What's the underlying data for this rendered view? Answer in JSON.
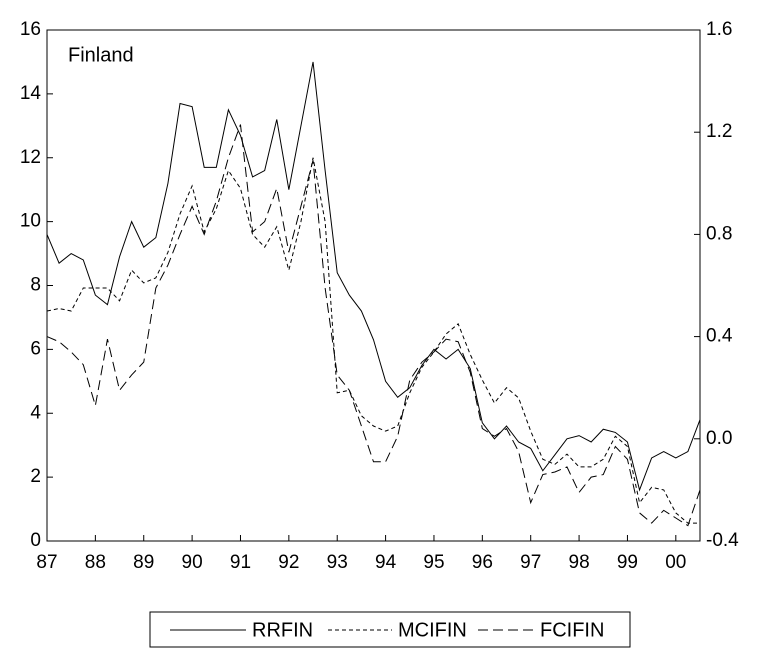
{
  "chart_data": {
    "type": "line",
    "annotation": "Finland",
    "categories": [
      "87",
      null,
      null,
      null,
      "88",
      null,
      null,
      null,
      "89",
      null,
      null,
      null,
      "90",
      null,
      null,
      null,
      "91",
      null,
      null,
      null,
      "92",
      null,
      null,
      null,
      "93",
      null,
      null,
      null,
      "94",
      null,
      null,
      null,
      "95",
      null,
      null,
      null,
      "96",
      null,
      null,
      null,
      "97",
      null,
      null,
      null,
      "98",
      null,
      null,
      null,
      "99",
      null,
      null,
      null,
      "00",
      null,
      null
    ],
    "ylim": [
      0,
      16
    ],
    "yticks": [
      0,
      2,
      4,
      6,
      8,
      10,
      12,
      14,
      16
    ],
    "y2lim": [
      -0.4,
      1.6
    ],
    "y2ticks": [
      -0.4,
      {
        "value": 0,
        "label": "0.0"
      },
      0.4,
      0.8,
      1.2,
      1.6
    ],
    "series": [
      {
        "name": "RRFIN",
        "color": "#000000",
        "dash": "none",
        "values": [
          9.6,
          8.7,
          9.0,
          8.8,
          7.7,
          7.4,
          8.9,
          10.0,
          9.2,
          9.5,
          11.2,
          13.7,
          13.6,
          11.7,
          11.7,
          13.5,
          12.7,
          11.4,
          11.6,
          13.2,
          11.0,
          13.0,
          15.0,
          11.6,
          8.4,
          7.7,
          7.2,
          6.3,
          5.0,
          4.5,
          4.8,
          5.5,
          6.0,
          5.7,
          6.0,
          5.4,
          3.7,
          3.2,
          3.6,
          3.1,
          2.9,
          2.2,
          2.7,
          3.2,
          3.3,
          3.1,
          3.5,
          3.4,
          3.1,
          1.6,
          2.6,
          2.8,
          2.6,
          2.8,
          3.8
        ]
      },
      {
        "name": "MCIFIN",
        "color": "#000000",
        "dash": "4 3",
        "axis": "y2",
        "values": [
          0.5,
          0.51,
          0.5,
          0.59,
          0.59,
          0.59,
          0.54,
          0.66,
          0.61,
          0.63,
          0.73,
          0.88,
          0.99,
          0.81,
          0.9,
          1.05,
          0.98,
          0.8,
          0.75,
          0.83,
          0.66,
          0.85,
          1.1,
          0.85,
          0.18,
          0.19,
          0.09,
          0.05,
          0.03,
          0.05,
          0.18,
          0.28,
          0.34,
          0.41,
          0.45,
          0.33,
          0.23,
          0.14,
          0.2,
          0.16,
          0.03,
          -0.08,
          -0.1,
          -0.06,
          -0.11,
          -0.11,
          -0.08,
          0.01,
          -0.03,
          -0.25,
          -0.19,
          -0.2,
          -0.29,
          -0.33,
          -0.33
        ]
      },
      {
        "name": "FCIFIN",
        "color": "#000000",
        "dash": "10 5",
        "axis": "y2",
        "values": [
          0.4,
          0.38,
          0.34,
          0.29,
          0.13,
          0.39,
          0.19,
          0.25,
          0.3,
          0.59,
          0.68,
          0.8,
          0.91,
          0.8,
          0.93,
          1.1,
          1.23,
          0.81,
          0.85,
          0.98,
          0.73,
          0.91,
          1.09,
          0.59,
          0.25,
          0.19,
          0.05,
          -0.09,
          -0.09,
          0.01,
          0.23,
          0.3,
          0.34,
          0.39,
          0.38,
          0.26,
          0.04,
          0.01,
          0.04,
          -0.05,
          -0.25,
          -0.14,
          -0.13,
          -0.11,
          -0.21,
          -0.15,
          -0.14,
          -0.03,
          -0.08,
          -0.29,
          -0.33,
          -0.28,
          -0.31,
          -0.34,
          -0.2
        ]
      }
    ]
  }
}
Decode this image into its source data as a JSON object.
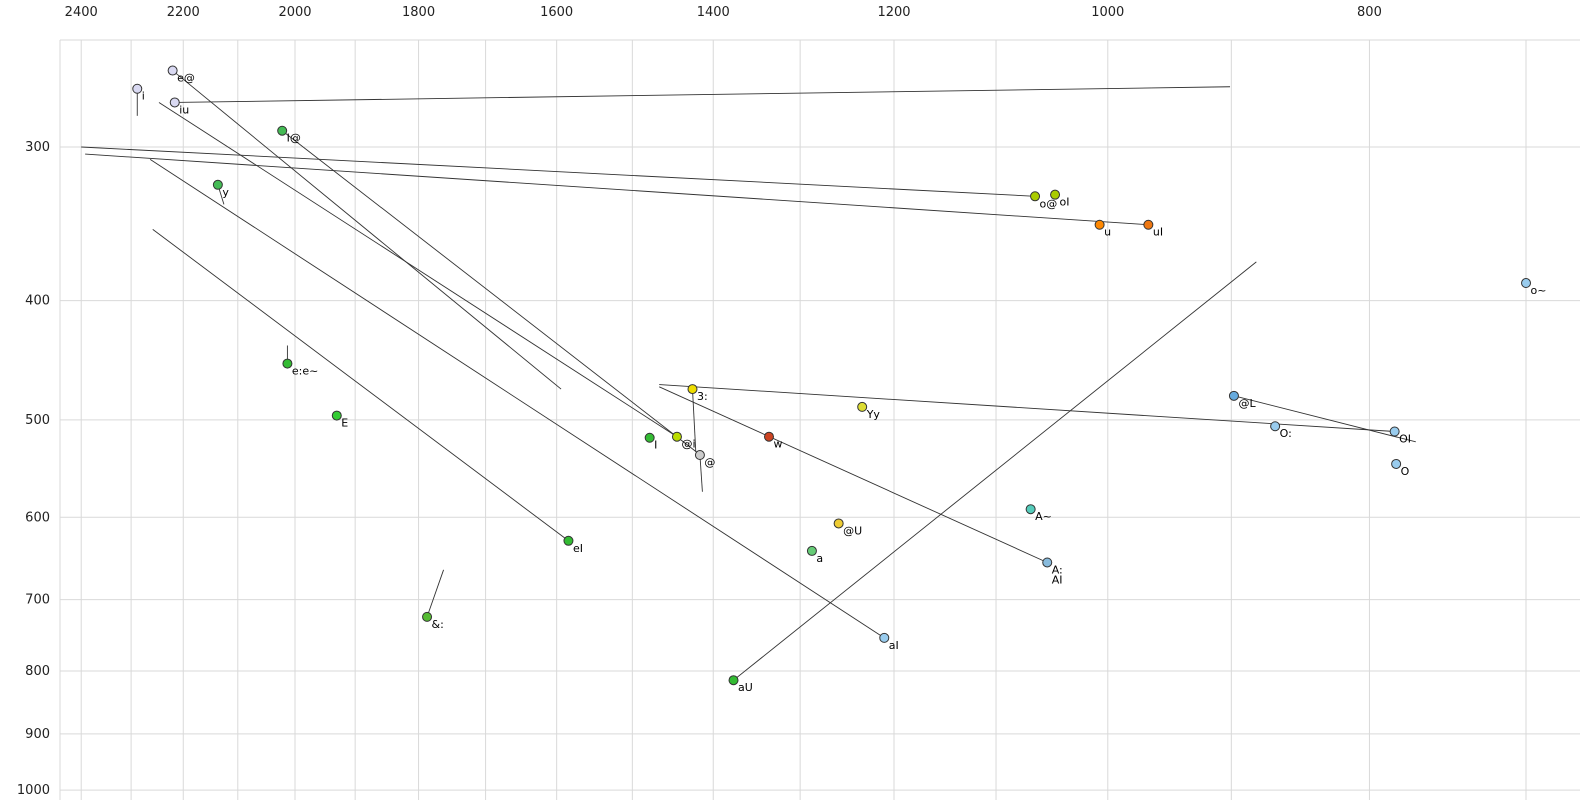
{
  "chart_data": {
    "type": "scatter",
    "description": "Vowel formant plot (F2 horizontal reversed log scale, F1 vertical reversed log scale) with diphthong trajectory lines",
    "grid": true,
    "grid_color": "#d9d9d9",
    "line_color": "#333333",
    "x_axis": {
      "ticks": [
        2400,
        2200,
        2000,
        1800,
        1600,
        1400,
        1200,
        1000,
        800
      ],
      "scale": "log",
      "reversed": true,
      "grid_min": 700,
      "grid_max": 2400,
      "grid_step": 100
    },
    "y_axis": {
      "ticks": [
        300,
        400,
        500,
        600,
        700,
        800,
        900,
        1000
      ],
      "scale": "log",
      "reversed": true,
      "grid_min": 300,
      "grid_max": 1000,
      "grid_step": 100
    },
    "points": [
      {
        "label": "i",
        "f2": 2288,
        "f1": 269,
        "color": "#d9d9f2"
      },
      {
        "label": "e@",
        "f2": 2220,
        "f1": 260,
        "color": "#d9d9f2"
      },
      {
        "label": "iu",
        "f2": 2216,
        "f1": 276,
        "color": "#d9d9f2"
      },
      {
        "label": "I@",
        "f2": 2022,
        "f1": 291,
        "color": "#44bb55"
      },
      {
        "label": "y",
        "f2": 2136,
        "f1": 322,
        "color": "#44bb55"
      },
      {
        "label": "o@",
        "f2": 1064,
        "f1": 329,
        "color": "#aacc00"
      },
      {
        "label": "oI",
        "f2": 1046,
        "f1": 328,
        "color": "#aacc00"
      },
      {
        "label": "u",
        "f2": 1007,
        "f1": 347,
        "color": "#ff8800"
      },
      {
        "label": "uI",
        "f2": 966,
        "f1": 347,
        "color": "#ee7711"
      },
      {
        "label": "o~",
        "f2": 700,
        "f1": 387,
        "color": "#99ccee"
      },
      {
        "label": "e:e~",
        "f2": 2013,
        "f1": 450,
        "color": "#33bb33"
      },
      {
        "label": "E",
        "f2": 1930,
        "f1": 496,
        "color": "#33cc33"
      },
      {
        "label": "3:",
        "f2": 1425,
        "f1": 472,
        "color": "#eedd00"
      },
      {
        "label": "Yy",
        "f2": 1233,
        "f1": 488,
        "color": "#dddd33"
      },
      {
        "label": "I",
        "f2": 1478,
        "f1": 517,
        "color": "#33bb33"
      },
      {
        "label": "@i",
        "f2": 1444,
        "f1": 516,
        "color": "#bbdd00"
      },
      {
        "label": "@",
        "f2": 1416,
        "f1": 534,
        "color": "#cccccc"
      },
      {
        "label": "w",
        "f2": 1335,
        "f1": 516,
        "color": "#cc4422"
      },
      {
        "label": "@L",
        "f2": 898,
        "f1": 478,
        "color": "#66aadd"
      },
      {
        "label": "O:",
        "f2": 867,
        "f1": 506,
        "color": "#99ccee"
      },
      {
        "label": "OI",
        "f2": 783,
        "f1": 511,
        "color": "#99ccee"
      },
      {
        "label": "O",
        "f2": 782,
        "f1": 543,
        "color": "#99ccee"
      },
      {
        "label": "A~",
        "f2": 1068,
        "f1": 591,
        "color": "#55ccbb"
      },
      {
        "label": "@U",
        "f2": 1258,
        "f1": 607,
        "color": "#eecc33"
      },
      {
        "label": "a",
        "f2": 1287,
        "f1": 639,
        "color": "#66cc77"
      },
      {
        "label": "A:\nAI",
        "f2": 1053,
        "f1": 653,
        "color": "#88bbdd"
      },
      {
        "label": "eI",
        "f2": 1584,
        "f1": 627,
        "color": "#33bb33"
      },
      {
        "label": "&:",
        "f2": 1787,
        "f1": 723,
        "color": "#55bb33"
      },
      {
        "label": "aI",
        "f2": 1210,
        "f1": 752,
        "color": "#99ccee"
      },
      {
        "label": "aU",
        "f2": 1376,
        "f1": 814,
        "color": "#33bb33"
      }
    ],
    "trajectories": [
      {
        "name": "iu-glide",
        "from": [
          2216,
          276
        ],
        "to": [
          901,
          268
        ]
      },
      {
        "name": "o@-glide",
        "from": [
          2400,
          300
        ],
        "to": [
          1064,
          329
        ]
      },
      {
        "name": "uI-glide",
        "from": [
          2392,
          304
        ],
        "to": [
          966,
          347
        ]
      },
      {
        "name": "e@-glide",
        "from": [
          2220,
          260
        ],
        "to": [
          1594,
          472
        ]
      },
      {
        "name": "I@-glide",
        "from": [
          2022,
          291
        ],
        "to": [
          1417,
          533
        ]
      },
      {
        "name": "@i-glide",
        "from": [
          1444,
          516
        ],
        "to": [
          2246,
          276
        ]
      },
      {
        "name": "eI-glide",
        "from": [
          1584,
          627
        ],
        "to": [
          2258,
          350
        ]
      },
      {
        "name": "aU-glide",
        "from": [
          1376,
          814
        ],
        "to": [
          881,
          372
        ]
      },
      {
        "name": "aI-glide",
        "from": [
          1210,
          752
        ],
        "to": [
          2263,
          307
        ]
      },
      {
        "name": "AI-glide",
        "from": [
          1053,
          653
        ],
        "to": [
          1466,
          470
        ]
      },
      {
        "name": "OI-glide",
        "from": [
          783,
          511
        ],
        "to": [
          1466,
          468
        ]
      },
      {
        "name": "@L-glide",
        "from": [
          898,
          478
        ],
        "to": [
          769,
          521
        ]
      },
      {
        "name": "i-tick",
        "from": [
          2288,
          269
        ],
        "to": [
          2288,
          283
        ]
      },
      {
        "name": "y-tick",
        "from": [
          2136,
          322
        ],
        "to": [
          2125,
          334
        ]
      },
      {
        "name": "e:-tick",
        "from": [
          2013,
          435
        ],
        "to": [
          2013,
          450
        ]
      },
      {
        "name": "@-tick",
        "from": [
          1416,
          534
        ],
        "to": [
          1413,
          572
        ]
      },
      {
        "name": "&:-tick",
        "from": [
          1787,
          723
        ],
        "to": [
          1762,
          662
        ]
      },
      {
        "name": "3:-tick",
        "from": [
          1425,
          472
        ],
        "to": [
          1421,
          531
        ]
      }
    ]
  }
}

───

#### What is being asked:
From the data, list each line in which the string "glide" appears.

#### Output below:
        "name": "iu-glide",
        "name": "o@-glide",
        "name": "uI-glide",
        "name": "e@-glide",
        "name": "I@-glide",
        "name": "@i-glide",
        "name": "eI-glide",
        "name": "aU-glide",
        "name": "aI-glide",
        "name": "AI-glide",
        "name": "OI-glide",
        "name": "@L-glide",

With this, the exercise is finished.